Items listed in a dataset
+===+
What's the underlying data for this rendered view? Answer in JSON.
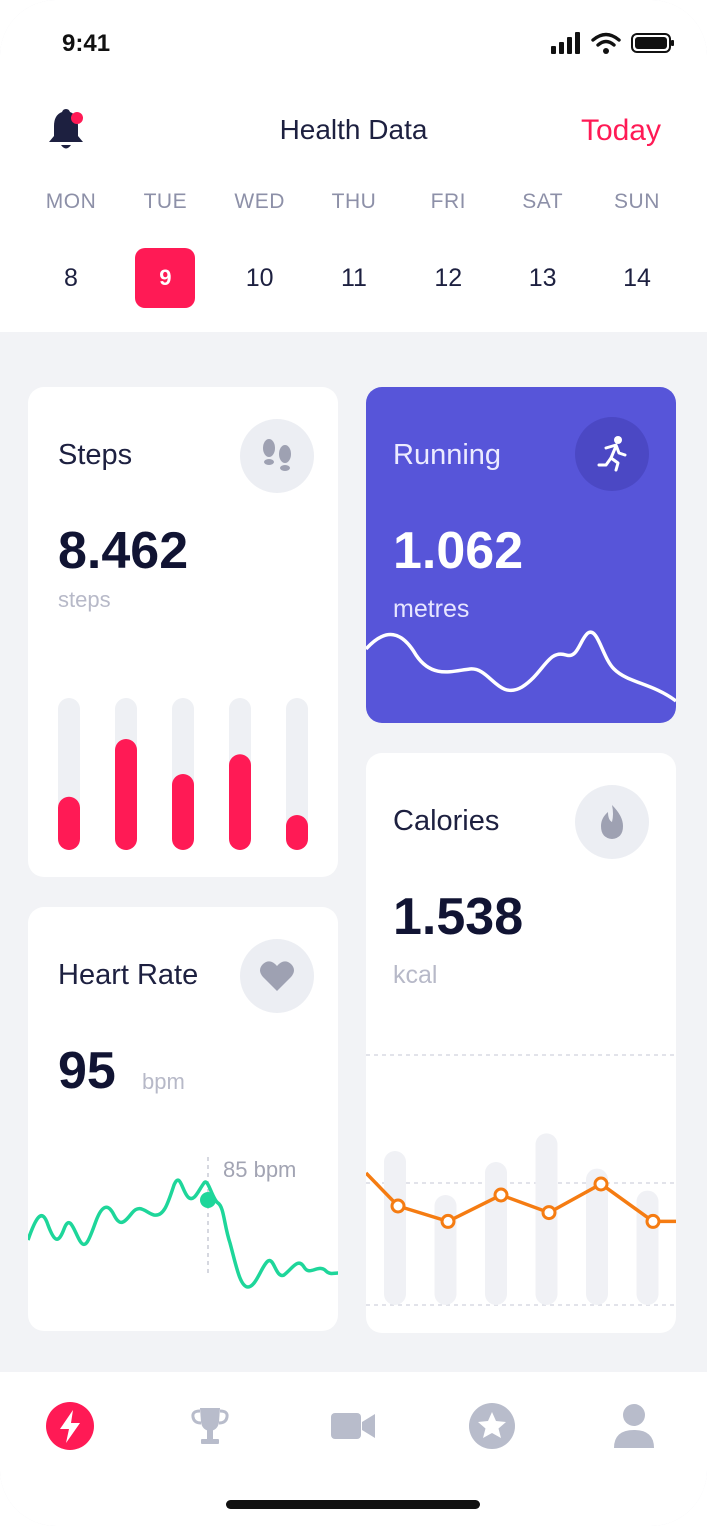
{
  "status_bar": {
    "time": "9:41"
  },
  "header": {
    "title": "Health Data",
    "today_label": "Today"
  },
  "week": [
    {
      "name": "MON",
      "num": "8"
    },
    {
      "name": "TUE",
      "num": "9",
      "active": true
    },
    {
      "name": "WED",
      "num": "10"
    },
    {
      "name": "THU",
      "num": "11"
    },
    {
      "name": "FRI",
      "num": "12"
    },
    {
      "name": "SAT",
      "num": "13"
    },
    {
      "name": "SUN",
      "num": "14"
    }
  ],
  "steps": {
    "title": "Steps",
    "value": "8.462",
    "unit": "steps",
    "icon": "footprints-icon",
    "bars": [
      0.35,
      0.73,
      0.5,
      0.63,
      0.23
    ]
  },
  "running": {
    "title": "Running",
    "value": "1.062",
    "unit": "metres",
    "icon": "running-icon"
  },
  "heart": {
    "title": "Heart Rate",
    "value": "95",
    "unit": "bpm",
    "icon": "heart-icon",
    "marker_label": "85 bpm"
  },
  "calories": {
    "title": "Calories",
    "value": "1.538",
    "unit": "kcal",
    "icon": "flame-icon",
    "bar_levels": [
      0.7,
      0.5,
      0.65,
      0.78,
      0.62,
      0.52
    ],
    "line_points": [
      0.6,
      0.45,
      0.38,
      0.5,
      0.42,
      0.55,
      0.38,
      0.38
    ]
  },
  "nav": [
    {
      "icon": "lightning-icon",
      "active": true
    },
    {
      "icon": "trophy-icon"
    },
    {
      "icon": "video-icon"
    },
    {
      "icon": "star-icon"
    },
    {
      "icon": "profile-icon"
    }
  ],
  "colors": {
    "accent": "#ff1a55",
    "running_bg": "#5755d9",
    "heart_line": "#1ed69a",
    "calories_line": "#f57c12",
    "inactive_icon": "#b8bccb"
  }
}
+===+
Direction
Copy out all the data without changing anything, and drop the pictures.

Solution
What's the underlying data for this rendered view? Answer in JSON.
{
  "status_bar": {
    "time": "9:41"
  },
  "header": {
    "title": "Health Data",
    "today_label": "Today"
  },
  "week": [
    {
      "name": "MON",
      "num": "8"
    },
    {
      "name": "TUE",
      "num": "9",
      "active": true
    },
    {
      "name": "WED",
      "num": "10"
    },
    {
      "name": "THU",
      "num": "11"
    },
    {
      "name": "FRI",
      "num": "12"
    },
    {
      "name": "SAT",
      "num": "13"
    },
    {
      "name": "SUN",
      "num": "14"
    }
  ],
  "steps": {
    "title": "Steps",
    "value": "8.462",
    "unit": "steps",
    "icon": "footprints-icon",
    "bars": [
      0.35,
      0.73,
      0.5,
      0.63,
      0.23
    ]
  },
  "running": {
    "title": "Running",
    "value": "1.062",
    "unit": "metres",
    "icon": "running-icon"
  },
  "heart": {
    "title": "Heart Rate",
    "value": "95",
    "unit": "bpm",
    "icon": "heart-icon",
    "marker_label": "85 bpm"
  },
  "calories": {
    "title": "Calories",
    "value": "1.538",
    "unit": "kcal",
    "icon": "flame-icon",
    "bar_levels": [
      0.7,
      0.5,
      0.65,
      0.78,
      0.62,
      0.52
    ],
    "line_points": [
      0.6,
      0.45,
      0.38,
      0.5,
      0.42,
      0.55,
      0.38,
      0.38
    ]
  },
  "nav": [
    {
      "icon": "lightning-icon",
      "active": true
    },
    {
      "icon": "trophy-icon"
    },
    {
      "icon": "video-icon"
    },
    {
      "icon": "star-icon"
    },
    {
      "icon": "profile-icon"
    }
  ],
  "colors": {
    "accent": "#ff1a55",
    "running_bg": "#5755d9",
    "heart_line": "#1ed69a",
    "calories_line": "#f57c12",
    "inactive_icon": "#b8bccb"
  }
}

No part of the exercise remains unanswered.